→ SHORT PROBLEM
Go through the material below, count the lines with the word "date", and reply with the count alone.

→ STORED ROWS
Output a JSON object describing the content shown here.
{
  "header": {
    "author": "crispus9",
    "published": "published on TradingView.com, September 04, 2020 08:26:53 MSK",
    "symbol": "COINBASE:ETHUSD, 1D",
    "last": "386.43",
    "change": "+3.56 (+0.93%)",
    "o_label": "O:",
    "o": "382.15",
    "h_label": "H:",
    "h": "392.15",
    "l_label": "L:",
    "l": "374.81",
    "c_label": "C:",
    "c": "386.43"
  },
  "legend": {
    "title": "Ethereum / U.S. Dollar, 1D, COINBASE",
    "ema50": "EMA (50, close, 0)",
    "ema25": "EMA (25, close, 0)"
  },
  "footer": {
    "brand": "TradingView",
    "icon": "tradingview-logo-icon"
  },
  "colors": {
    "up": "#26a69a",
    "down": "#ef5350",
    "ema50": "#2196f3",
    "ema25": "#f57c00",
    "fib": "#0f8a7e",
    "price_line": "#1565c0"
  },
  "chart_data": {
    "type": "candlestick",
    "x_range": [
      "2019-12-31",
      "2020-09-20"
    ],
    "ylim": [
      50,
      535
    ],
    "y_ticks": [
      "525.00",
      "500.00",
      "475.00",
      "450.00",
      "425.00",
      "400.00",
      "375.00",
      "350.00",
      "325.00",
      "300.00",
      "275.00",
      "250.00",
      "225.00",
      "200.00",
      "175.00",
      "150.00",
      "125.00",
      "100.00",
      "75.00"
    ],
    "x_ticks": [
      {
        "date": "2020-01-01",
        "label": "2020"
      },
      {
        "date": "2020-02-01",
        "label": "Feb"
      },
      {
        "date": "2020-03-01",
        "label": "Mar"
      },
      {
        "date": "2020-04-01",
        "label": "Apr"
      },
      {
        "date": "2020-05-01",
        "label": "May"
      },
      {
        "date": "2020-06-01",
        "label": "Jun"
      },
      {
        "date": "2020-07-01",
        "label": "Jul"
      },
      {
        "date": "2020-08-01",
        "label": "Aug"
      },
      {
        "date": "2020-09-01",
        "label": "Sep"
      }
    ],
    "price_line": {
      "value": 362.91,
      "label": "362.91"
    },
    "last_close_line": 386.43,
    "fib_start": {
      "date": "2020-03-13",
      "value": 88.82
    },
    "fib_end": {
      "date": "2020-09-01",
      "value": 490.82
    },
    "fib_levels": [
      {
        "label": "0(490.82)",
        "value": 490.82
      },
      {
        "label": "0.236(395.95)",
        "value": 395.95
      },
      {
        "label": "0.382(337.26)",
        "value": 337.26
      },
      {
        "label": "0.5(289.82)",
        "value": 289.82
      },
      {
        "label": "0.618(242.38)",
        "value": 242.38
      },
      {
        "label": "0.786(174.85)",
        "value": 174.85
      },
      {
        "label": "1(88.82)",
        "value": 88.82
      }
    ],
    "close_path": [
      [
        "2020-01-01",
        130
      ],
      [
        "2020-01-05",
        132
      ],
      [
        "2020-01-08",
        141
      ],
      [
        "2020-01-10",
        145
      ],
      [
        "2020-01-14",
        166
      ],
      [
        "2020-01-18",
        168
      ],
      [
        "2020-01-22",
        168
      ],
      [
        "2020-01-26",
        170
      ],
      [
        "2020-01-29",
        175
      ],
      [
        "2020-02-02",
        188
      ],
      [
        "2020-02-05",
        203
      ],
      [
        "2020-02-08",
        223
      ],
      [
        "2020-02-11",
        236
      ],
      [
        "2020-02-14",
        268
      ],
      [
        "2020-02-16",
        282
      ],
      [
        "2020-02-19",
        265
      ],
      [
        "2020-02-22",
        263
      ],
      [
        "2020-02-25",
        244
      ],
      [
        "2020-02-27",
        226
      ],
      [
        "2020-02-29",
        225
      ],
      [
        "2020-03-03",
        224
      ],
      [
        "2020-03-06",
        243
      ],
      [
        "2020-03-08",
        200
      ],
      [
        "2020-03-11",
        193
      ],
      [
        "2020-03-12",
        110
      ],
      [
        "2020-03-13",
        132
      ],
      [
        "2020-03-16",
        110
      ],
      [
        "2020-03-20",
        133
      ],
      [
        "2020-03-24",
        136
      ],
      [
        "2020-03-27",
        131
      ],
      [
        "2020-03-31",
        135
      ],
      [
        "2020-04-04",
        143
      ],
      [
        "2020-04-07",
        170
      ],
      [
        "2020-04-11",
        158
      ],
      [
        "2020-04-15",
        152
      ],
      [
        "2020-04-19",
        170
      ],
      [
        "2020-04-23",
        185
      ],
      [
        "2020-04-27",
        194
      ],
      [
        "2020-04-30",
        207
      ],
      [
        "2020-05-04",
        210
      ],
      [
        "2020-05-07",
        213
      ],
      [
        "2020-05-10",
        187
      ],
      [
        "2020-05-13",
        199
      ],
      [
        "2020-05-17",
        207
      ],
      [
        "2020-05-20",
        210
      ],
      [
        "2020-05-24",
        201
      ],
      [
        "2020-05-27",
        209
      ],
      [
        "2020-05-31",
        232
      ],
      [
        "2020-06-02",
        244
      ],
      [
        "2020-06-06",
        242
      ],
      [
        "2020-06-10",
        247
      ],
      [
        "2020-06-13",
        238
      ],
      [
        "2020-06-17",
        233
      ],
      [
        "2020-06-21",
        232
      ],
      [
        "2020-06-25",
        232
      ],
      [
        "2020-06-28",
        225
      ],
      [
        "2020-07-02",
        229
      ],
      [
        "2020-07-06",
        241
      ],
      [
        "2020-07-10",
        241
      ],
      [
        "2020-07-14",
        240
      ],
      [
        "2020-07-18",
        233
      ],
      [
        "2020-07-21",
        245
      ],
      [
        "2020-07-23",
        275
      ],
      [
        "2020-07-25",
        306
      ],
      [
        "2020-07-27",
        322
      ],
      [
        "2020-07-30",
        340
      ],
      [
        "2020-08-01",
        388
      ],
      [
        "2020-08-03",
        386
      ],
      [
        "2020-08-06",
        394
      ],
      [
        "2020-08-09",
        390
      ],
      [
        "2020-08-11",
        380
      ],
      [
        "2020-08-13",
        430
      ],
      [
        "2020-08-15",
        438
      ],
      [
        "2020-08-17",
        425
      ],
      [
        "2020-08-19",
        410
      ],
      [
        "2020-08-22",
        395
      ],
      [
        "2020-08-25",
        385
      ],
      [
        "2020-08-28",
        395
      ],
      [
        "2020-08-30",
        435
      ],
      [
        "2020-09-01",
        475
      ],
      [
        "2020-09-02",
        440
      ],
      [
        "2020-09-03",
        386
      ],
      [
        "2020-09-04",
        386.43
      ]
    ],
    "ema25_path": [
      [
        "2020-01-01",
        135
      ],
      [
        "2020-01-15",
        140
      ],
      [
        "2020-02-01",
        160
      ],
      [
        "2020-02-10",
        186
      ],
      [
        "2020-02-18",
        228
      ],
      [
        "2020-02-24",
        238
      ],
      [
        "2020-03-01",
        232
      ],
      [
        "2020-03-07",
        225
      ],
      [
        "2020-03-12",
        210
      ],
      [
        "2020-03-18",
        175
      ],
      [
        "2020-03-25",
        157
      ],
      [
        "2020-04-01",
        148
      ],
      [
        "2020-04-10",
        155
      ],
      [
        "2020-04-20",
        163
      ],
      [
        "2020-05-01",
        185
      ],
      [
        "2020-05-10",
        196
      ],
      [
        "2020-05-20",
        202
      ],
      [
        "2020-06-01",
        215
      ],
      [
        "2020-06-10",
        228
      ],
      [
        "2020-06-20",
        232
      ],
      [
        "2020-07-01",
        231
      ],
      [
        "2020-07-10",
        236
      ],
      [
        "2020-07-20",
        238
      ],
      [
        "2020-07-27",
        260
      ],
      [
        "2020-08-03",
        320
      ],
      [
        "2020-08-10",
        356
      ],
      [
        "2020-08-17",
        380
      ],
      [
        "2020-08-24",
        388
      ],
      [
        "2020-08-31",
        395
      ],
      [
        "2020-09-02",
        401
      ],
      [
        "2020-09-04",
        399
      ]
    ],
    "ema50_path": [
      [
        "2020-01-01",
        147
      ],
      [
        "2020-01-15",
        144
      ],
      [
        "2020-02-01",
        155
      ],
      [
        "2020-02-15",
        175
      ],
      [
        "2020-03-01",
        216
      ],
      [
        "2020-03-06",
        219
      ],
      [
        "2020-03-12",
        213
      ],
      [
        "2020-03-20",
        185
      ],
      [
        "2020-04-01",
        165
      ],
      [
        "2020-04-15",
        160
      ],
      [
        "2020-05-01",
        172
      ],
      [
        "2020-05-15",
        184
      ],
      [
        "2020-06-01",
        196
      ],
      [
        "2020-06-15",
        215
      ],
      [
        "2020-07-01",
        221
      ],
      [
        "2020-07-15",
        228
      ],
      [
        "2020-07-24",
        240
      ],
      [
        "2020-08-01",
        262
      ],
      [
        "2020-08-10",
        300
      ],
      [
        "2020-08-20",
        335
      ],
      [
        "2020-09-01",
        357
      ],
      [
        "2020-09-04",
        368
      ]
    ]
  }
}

→ RESULT OF THE EXERCISE
11